» Task to complete
Copy each line containing the word "JSON" from the records that follow, please.

[Data listing]
▶

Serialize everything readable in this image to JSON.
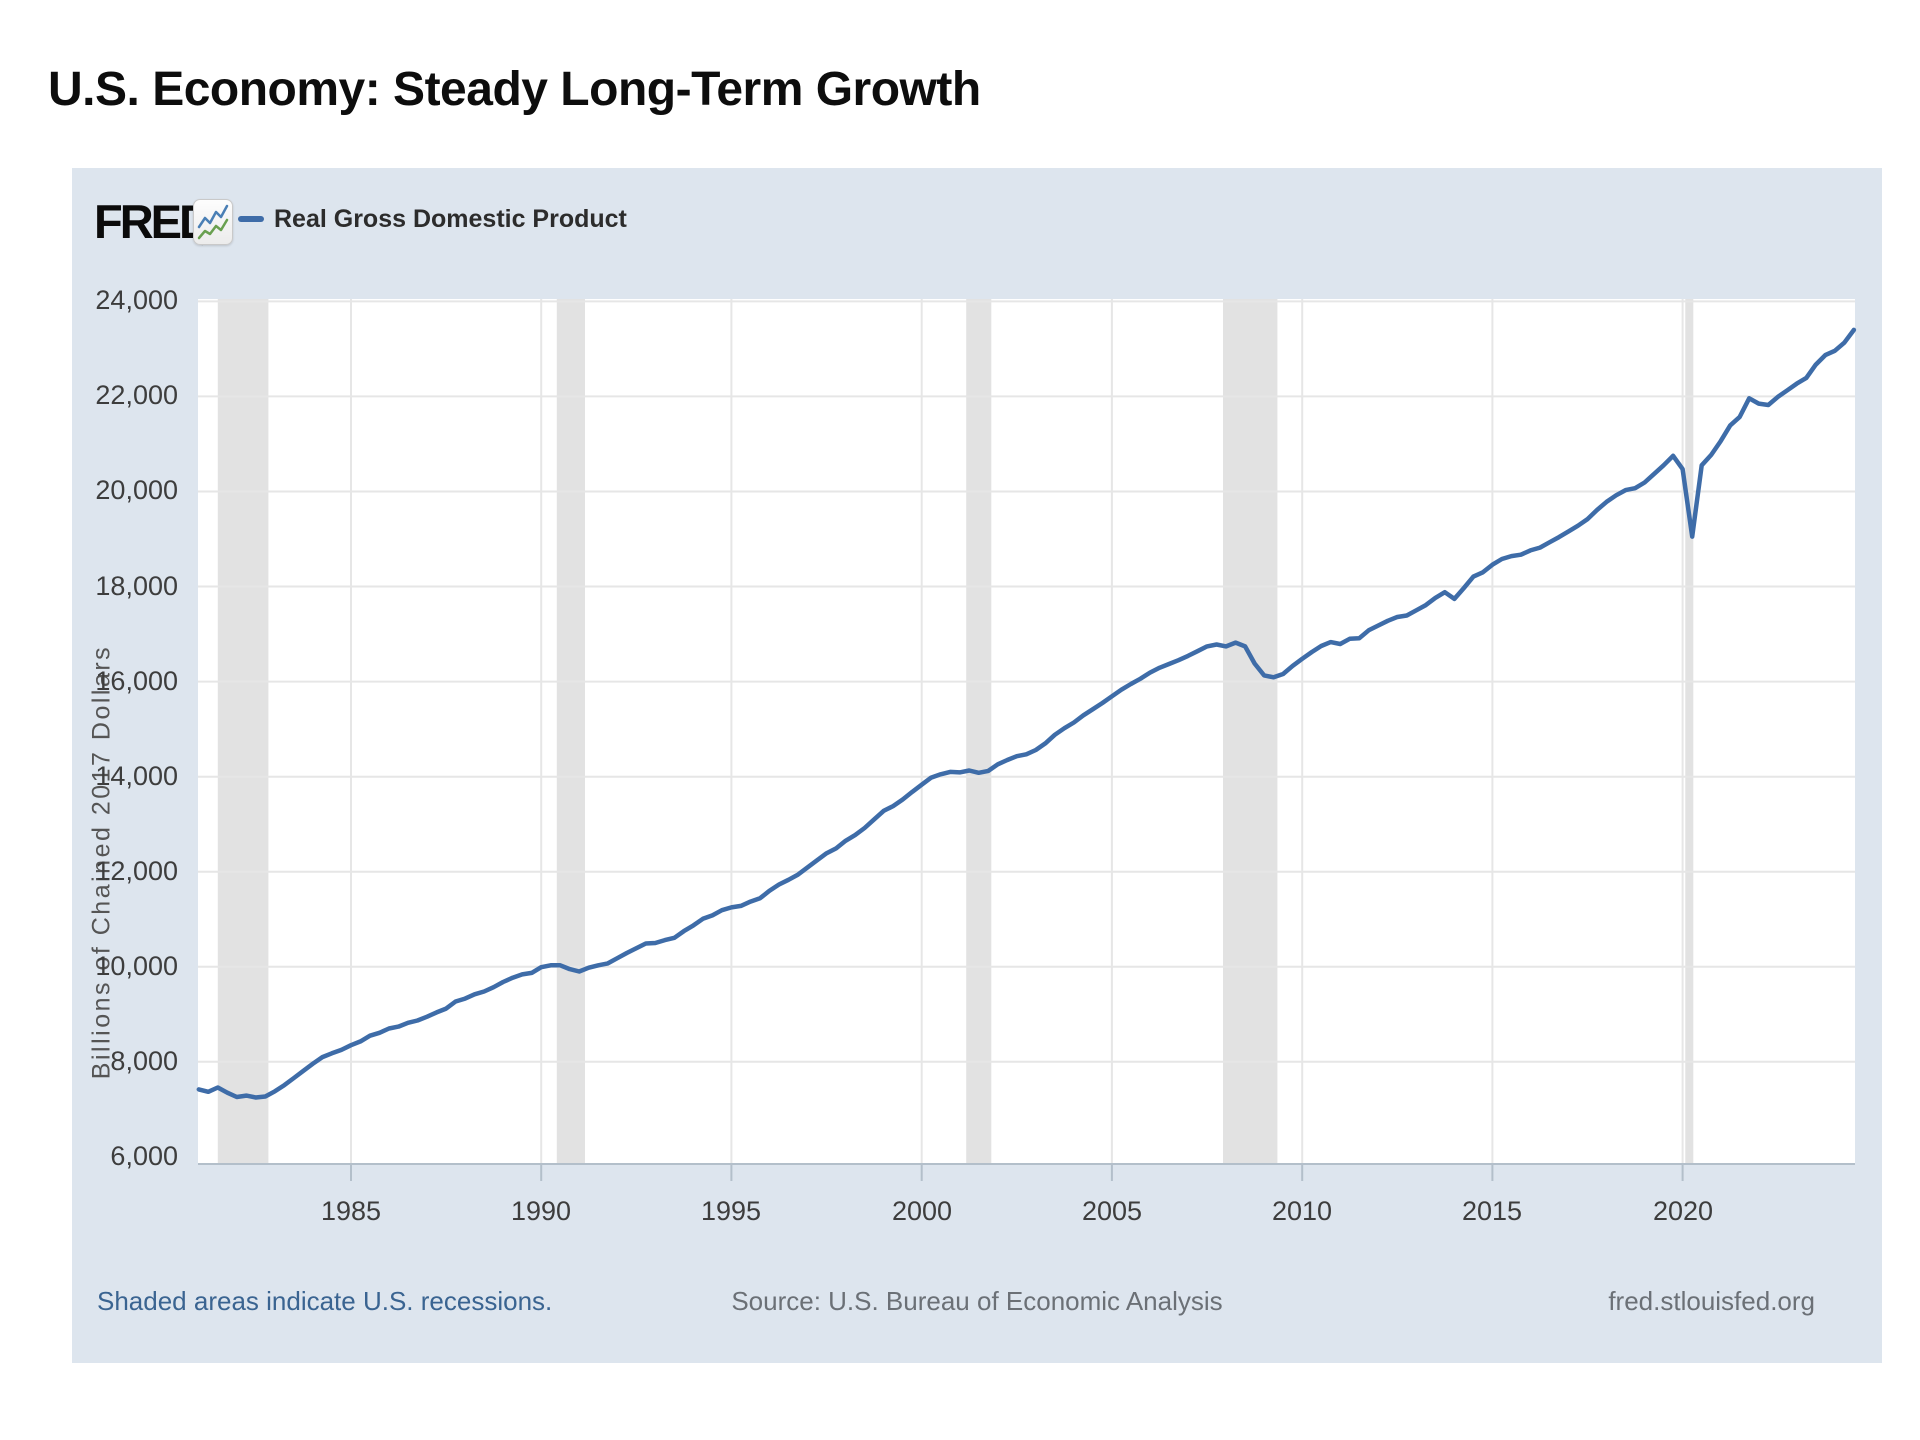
{
  "page": {
    "title": "U.S. Economy: Steady Long-Term Growth"
  },
  "header": {
    "brand": "FRED",
    "registered_mark": "®",
    "legend_label": "Real Gross Domestic Product"
  },
  "footer": {
    "recessions_note": "Shaded areas indicate U.S. recessions.",
    "source": "Source: U.S. Bureau of Economic Analysis",
    "site": "fred.stlouisfed.org"
  },
  "colors": {
    "series_line": "#3e6ca8",
    "chart_background": "#dde5ee",
    "plot_background": "#ffffff",
    "recession_band": "#e2e2e2",
    "gridline": "#e6e6e6",
    "axis_line": "#b3bfca",
    "link_blue": "#3a6491"
  },
  "chart_data": {
    "type": "line",
    "title": "Real Gross Domestic Product",
    "ylabel": "Billions of Chained 2017 Dollars",
    "frequency_hint": "quarterly",
    "legend_position": "top-left",
    "grid": true,
    "xlim": [
      1980.98,
      2024.53
    ],
    "ylim": [
      5850,
      24050
    ],
    "x_ticks": [
      1985,
      1990,
      1995,
      2000,
      2005,
      2010,
      2015,
      2020
    ],
    "y_ticks": [
      6000,
      8000,
      10000,
      12000,
      14000,
      16000,
      18000,
      20000,
      22000,
      24000
    ],
    "y_gridlines": [
      8000,
      10000,
      12000,
      14000,
      16000,
      18000,
      20000,
      22000,
      24000
    ],
    "recession_bands": [
      [
        1981.5,
        1982.83
      ],
      [
        1990.41,
        1991.15
      ],
      [
        2001.17,
        2001.83
      ],
      [
        2007.92,
        2009.35
      ],
      [
        2020.07,
        2020.28
      ]
    ],
    "series": [
      {
        "name": "Real Gross Domestic Product",
        "units": "Billions of Chained 2017 Dollars",
        "points": [
          [
            1981.0,
            7420
          ],
          [
            1981.25,
            7370
          ],
          [
            1981.5,
            7460
          ],
          [
            1981.75,
            7350
          ],
          [
            1982.0,
            7260
          ],
          [
            1982.25,
            7290
          ],
          [
            1982.5,
            7250
          ],
          [
            1982.75,
            7270
          ],
          [
            1983.0,
            7380
          ],
          [
            1983.25,
            7510
          ],
          [
            1983.5,
            7660
          ],
          [
            1983.75,
            7810
          ],
          [
            1984.0,
            7960
          ],
          [
            1984.25,
            8100
          ],
          [
            1984.5,
            8180
          ],
          [
            1984.75,
            8250
          ],
          [
            1985.0,
            8350
          ],
          [
            1985.25,
            8430
          ],
          [
            1985.5,
            8550
          ],
          [
            1985.75,
            8610
          ],
          [
            1986.0,
            8700
          ],
          [
            1986.25,
            8740
          ],
          [
            1986.5,
            8820
          ],
          [
            1986.75,
            8870
          ],
          [
            1987.0,
            8950
          ],
          [
            1987.25,
            9040
          ],
          [
            1987.5,
            9120
          ],
          [
            1987.75,
            9270
          ],
          [
            1988.0,
            9330
          ],
          [
            1988.25,
            9420
          ],
          [
            1988.5,
            9480
          ],
          [
            1988.75,
            9570
          ],
          [
            1989.0,
            9680
          ],
          [
            1989.25,
            9770
          ],
          [
            1989.5,
            9840
          ],
          [
            1989.75,
            9870
          ],
          [
            1990.0,
            9990
          ],
          [
            1990.25,
            10030
          ],
          [
            1990.5,
            10030
          ],
          [
            1990.75,
            9950
          ],
          [
            1991.0,
            9900
          ],
          [
            1991.25,
            9980
          ],
          [
            1991.5,
            10030
          ],
          [
            1991.75,
            10070
          ],
          [
            1992.0,
            10180
          ],
          [
            1992.25,
            10290
          ],
          [
            1992.5,
            10390
          ],
          [
            1992.75,
            10490
          ],
          [
            1993.0,
            10500
          ],
          [
            1993.25,
            10560
          ],
          [
            1993.5,
            10610
          ],
          [
            1993.75,
            10750
          ],
          [
            1994.0,
            10870
          ],
          [
            1994.25,
            11010
          ],
          [
            1994.5,
            11080
          ],
          [
            1994.75,
            11190
          ],
          [
            1995.0,
            11250
          ],
          [
            1995.25,
            11280
          ],
          [
            1995.5,
            11370
          ],
          [
            1995.75,
            11440
          ],
          [
            1996.0,
            11600
          ],
          [
            1996.25,
            11730
          ],
          [
            1996.5,
            11830
          ],
          [
            1996.75,
            11940
          ],
          [
            1997.0,
            12090
          ],
          [
            1997.25,
            12240
          ],
          [
            1997.5,
            12390
          ],
          [
            1997.75,
            12490
          ],
          [
            1998.0,
            12650
          ],
          [
            1998.25,
            12770
          ],
          [
            1998.5,
            12920
          ],
          [
            1998.75,
            13100
          ],
          [
            1999.0,
            13280
          ],
          [
            1999.25,
            13380
          ],
          [
            1999.5,
            13520
          ],
          [
            1999.75,
            13680
          ],
          [
            2000.0,
            13830
          ],
          [
            2000.25,
            13980
          ],
          [
            2000.5,
            14050
          ],
          [
            2000.75,
            14100
          ],
          [
            2001.0,
            14090
          ],
          [
            2001.25,
            14130
          ],
          [
            2001.5,
            14080
          ],
          [
            2001.75,
            14120
          ],
          [
            2002.0,
            14260
          ],
          [
            2002.25,
            14350
          ],
          [
            2002.5,
            14430
          ],
          [
            2002.75,
            14470
          ],
          [
            2003.0,
            14560
          ],
          [
            2003.25,
            14700
          ],
          [
            2003.5,
            14880
          ],
          [
            2003.75,
            15020
          ],
          [
            2004.0,
            15140
          ],
          [
            2004.25,
            15290
          ],
          [
            2004.5,
            15420
          ],
          [
            2004.75,
            15550
          ],
          [
            2005.0,
            15690
          ],
          [
            2005.25,
            15830
          ],
          [
            2005.5,
            15950
          ],
          [
            2005.75,
            16060
          ],
          [
            2006.0,
            16190
          ],
          [
            2006.25,
            16290
          ],
          [
            2006.5,
            16370
          ],
          [
            2006.75,
            16450
          ],
          [
            2007.0,
            16540
          ],
          [
            2007.25,
            16640
          ],
          [
            2007.5,
            16740
          ],
          [
            2007.75,
            16780
          ],
          [
            2008.0,
            16740
          ],
          [
            2008.25,
            16820
          ],
          [
            2008.5,
            16740
          ],
          [
            2008.75,
            16380
          ],
          [
            2009.0,
            16130
          ],
          [
            2009.25,
            16090
          ],
          [
            2009.5,
            16160
          ],
          [
            2009.75,
            16330
          ],
          [
            2010.0,
            16480
          ],
          [
            2010.25,
            16620
          ],
          [
            2010.5,
            16750
          ],
          [
            2010.75,
            16830
          ],
          [
            2011.0,
            16790
          ],
          [
            2011.25,
            16900
          ],
          [
            2011.5,
            16910
          ],
          [
            2011.75,
            17080
          ],
          [
            2012.0,
            17180
          ],
          [
            2012.25,
            17280
          ],
          [
            2012.5,
            17360
          ],
          [
            2012.75,
            17390
          ],
          [
            2013.0,
            17500
          ],
          [
            2013.25,
            17610
          ],
          [
            2013.5,
            17760
          ],
          [
            2013.75,
            17880
          ],
          [
            2014.0,
            17740
          ],
          [
            2014.25,
            17970
          ],
          [
            2014.5,
            18210
          ],
          [
            2014.75,
            18300
          ],
          [
            2015.0,
            18460
          ],
          [
            2015.25,
            18580
          ],
          [
            2015.5,
            18640
          ],
          [
            2015.75,
            18670
          ],
          [
            2016.0,
            18760
          ],
          [
            2016.25,
            18820
          ],
          [
            2016.5,
            18930
          ],
          [
            2016.75,
            19040
          ],
          [
            2017.0,
            19160
          ],
          [
            2017.25,
            19280
          ],
          [
            2017.5,
            19420
          ],
          [
            2017.75,
            19610
          ],
          [
            2018.0,
            19780
          ],
          [
            2018.25,
            19920
          ],
          [
            2018.5,
            20030
          ],
          [
            2018.75,
            20070
          ],
          [
            2019.0,
            20190
          ],
          [
            2019.25,
            20370
          ],
          [
            2019.5,
            20550
          ],
          [
            2019.75,
            20750
          ],
          [
            2020.0,
            20470
          ],
          [
            2020.25,
            19050
          ],
          [
            2020.5,
            20550
          ],
          [
            2020.75,
            20770
          ],
          [
            2021.0,
            21060
          ],
          [
            2021.25,
            21390
          ],
          [
            2021.5,
            21570
          ],
          [
            2021.75,
            21960
          ],
          [
            2022.0,
            21850
          ],
          [
            2022.25,
            21820
          ],
          [
            2022.5,
            21990
          ],
          [
            2022.75,
            22130
          ],
          [
            2023.0,
            22270
          ],
          [
            2023.25,
            22390
          ],
          [
            2023.5,
            22670
          ],
          [
            2023.75,
            22870
          ],
          [
            2024.0,
            22960
          ],
          [
            2024.25,
            23130
          ],
          [
            2024.5,
            23400
          ]
        ]
      }
    ]
  }
}
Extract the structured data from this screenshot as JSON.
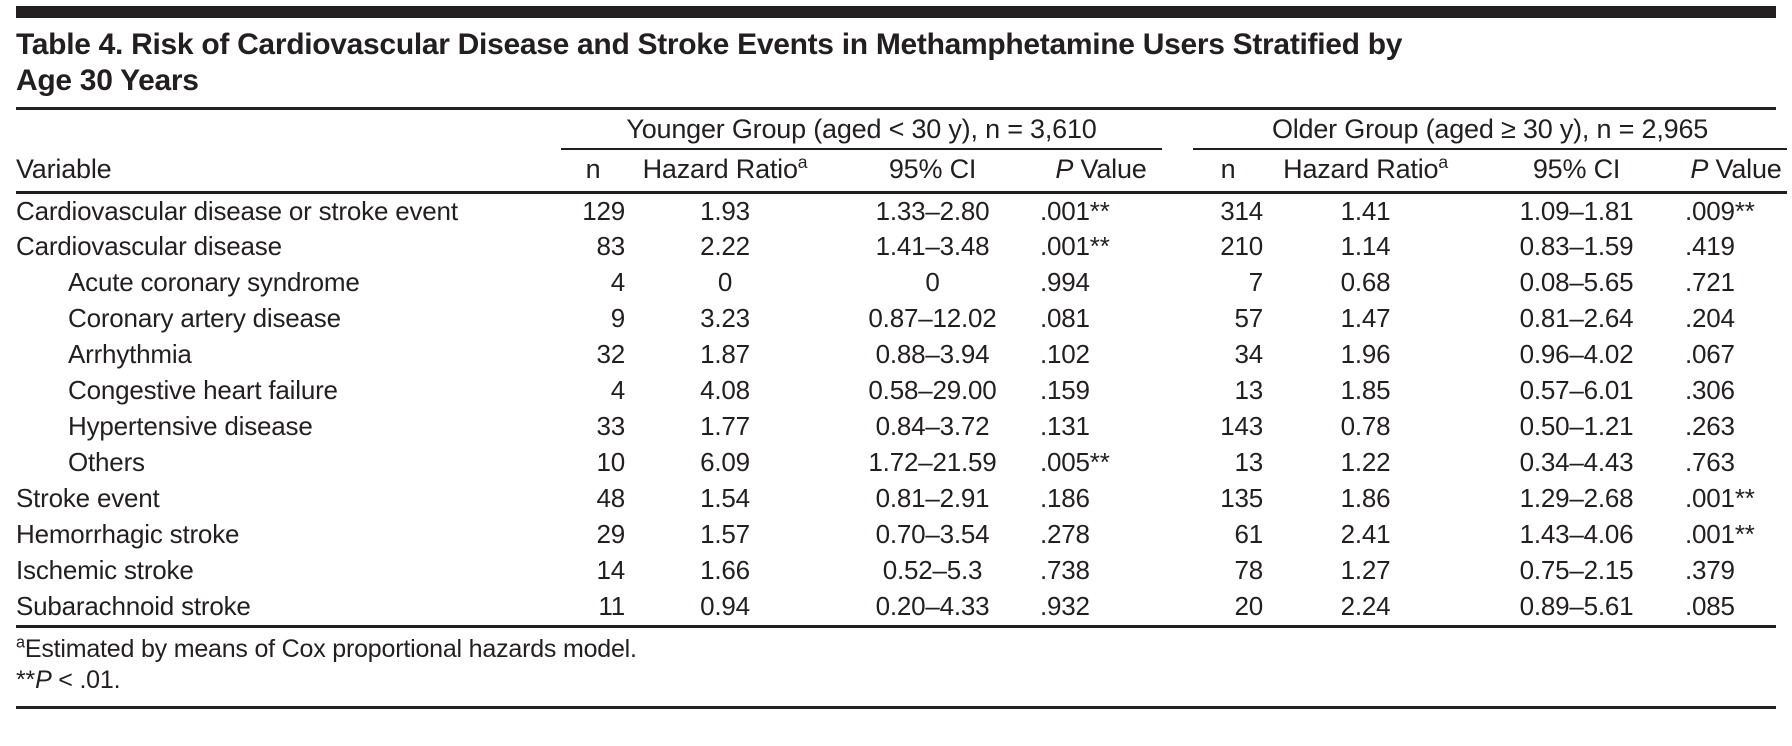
{
  "table": {
    "title_line1": "Table 4. Risk of Cardiovascular Disease and Stroke Events in Methamphetamine Users Stratified by",
    "title_line2": "Age 30 Years",
    "groups": {
      "younger": "Younger Group (aged < 30 y), n = 3,610",
      "older": "Older Group (aged ≥ 30 y), n = 2,965"
    },
    "headers": {
      "variable": "Variable",
      "n": "n",
      "hazard_ratio": "Hazard Ratio",
      "hazard_ratio_footnote_mark": "a",
      "ci": "95% CI",
      "p_italic": "P",
      "p_rest": " Value"
    },
    "rows": [
      {
        "variable": "Cardiovascular disease or stroke event",
        "indent": false,
        "y_n": "129",
        "y_hr": "1.93",
        "y_ci": "1.33–2.80",
        "y_p": ".001**",
        "o_n": "314",
        "o_hr": "1.41",
        "o_ci": "1.09–1.81",
        "o_p": ".009**"
      },
      {
        "variable": "Cardiovascular disease",
        "indent": false,
        "y_n": "83",
        "y_hr": "2.22",
        "y_ci": "1.41–3.48",
        "y_p": ".001**",
        "o_n": "210",
        "o_hr": "1.14",
        "o_ci": "0.83–1.59",
        "o_p": ".419"
      },
      {
        "variable": "Acute coronary syndrome",
        "indent": true,
        "y_n": "4",
        "y_hr": "0",
        "y_ci": "0",
        "y_p": ".994",
        "o_n": "7",
        "o_hr": "0.68",
        "o_ci": "0.08–5.65",
        "o_p": ".721"
      },
      {
        "variable": "Coronary artery disease",
        "indent": true,
        "y_n": "9",
        "y_hr": "3.23",
        "y_ci": "0.87–12.02",
        "y_p": ".081",
        "o_n": "57",
        "o_hr": "1.47",
        "o_ci": "0.81–2.64",
        "o_p": ".204"
      },
      {
        "variable": "Arrhythmia",
        "indent": true,
        "y_n": "32",
        "y_hr": "1.87",
        "y_ci": "0.88–3.94",
        "y_p": ".102",
        "o_n": "34",
        "o_hr": "1.96",
        "o_ci": "0.96–4.02",
        "o_p": ".067"
      },
      {
        "variable": "Congestive heart failure",
        "indent": true,
        "y_n": "4",
        "y_hr": "4.08",
        "y_ci": "0.58–29.00",
        "y_p": ".159",
        "o_n": "13",
        "o_hr": "1.85",
        "o_ci": "0.57–6.01",
        "o_p": ".306"
      },
      {
        "variable": "Hypertensive disease",
        "indent": true,
        "y_n": "33",
        "y_hr": "1.77",
        "y_ci": "0.84–3.72",
        "y_p": ".131",
        "o_n": "143",
        "o_hr": "0.78",
        "o_ci": "0.50–1.21",
        "o_p": ".263"
      },
      {
        "variable": "Others",
        "indent": true,
        "y_n": "10",
        "y_hr": "6.09",
        "y_ci": "1.72–21.59",
        "y_p": ".005**",
        "o_n": "13",
        "o_hr": "1.22",
        "o_ci": "0.34–4.43",
        "o_p": ".763"
      },
      {
        "variable": "Stroke event",
        "indent": false,
        "y_n": "48",
        "y_hr": "1.54",
        "y_ci": "0.81–2.91",
        "y_p": ".186",
        "o_n": "135",
        "o_hr": "1.86",
        "o_ci": "1.29–2.68",
        "o_p": ".001**"
      },
      {
        "variable": "Hemorrhagic stroke",
        "indent": false,
        "y_n": "29",
        "y_hr": "1.57",
        "y_ci": "0.70–3.54",
        "y_p": ".278",
        "o_n": "61",
        "o_hr": "2.41",
        "o_ci": "1.43–4.06",
        "o_p": ".001**"
      },
      {
        "variable": "Ischemic stroke",
        "indent": false,
        "y_n": "14",
        "y_hr": "1.66",
        "y_ci": "0.52–5.3",
        "y_p": ".738",
        "o_n": "78",
        "o_hr": "1.27",
        "o_ci": "0.75–2.15",
        "o_p": ".379"
      },
      {
        "variable": "Subarachnoid stroke",
        "indent": false,
        "y_n": "11",
        "y_hr": "0.94",
        "y_ci": "0.20–4.33",
        "y_p": ".932",
        "o_n": "20",
        "o_hr": "2.24",
        "o_ci": "0.89–5.61",
        "o_p": ".085"
      }
    ],
    "footnotes": {
      "a_mark": "a",
      "a_text": "Estimated by means of Cox proportional hazards model.",
      "sig_stars": "**",
      "sig_p": "P",
      "sig_rest": " < .01."
    }
  }
}
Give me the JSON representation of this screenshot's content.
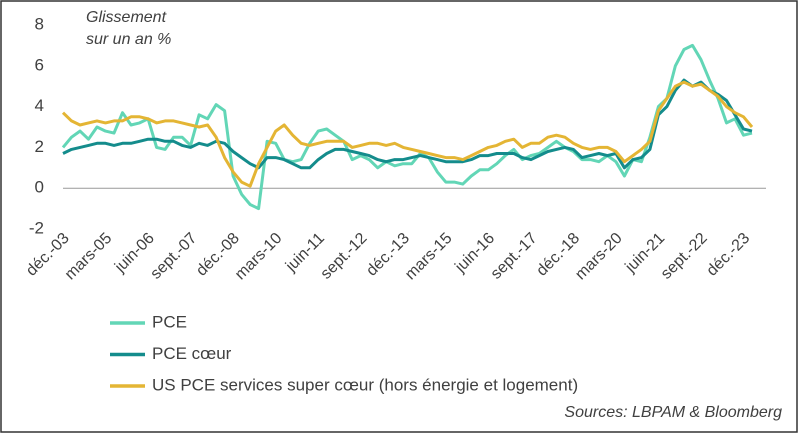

◀

» Answer
Serialize everything readable in this image to JSON.
Extract the structured data from this screenshot as JSON.
Give me the JSON representation of this screenshot's content.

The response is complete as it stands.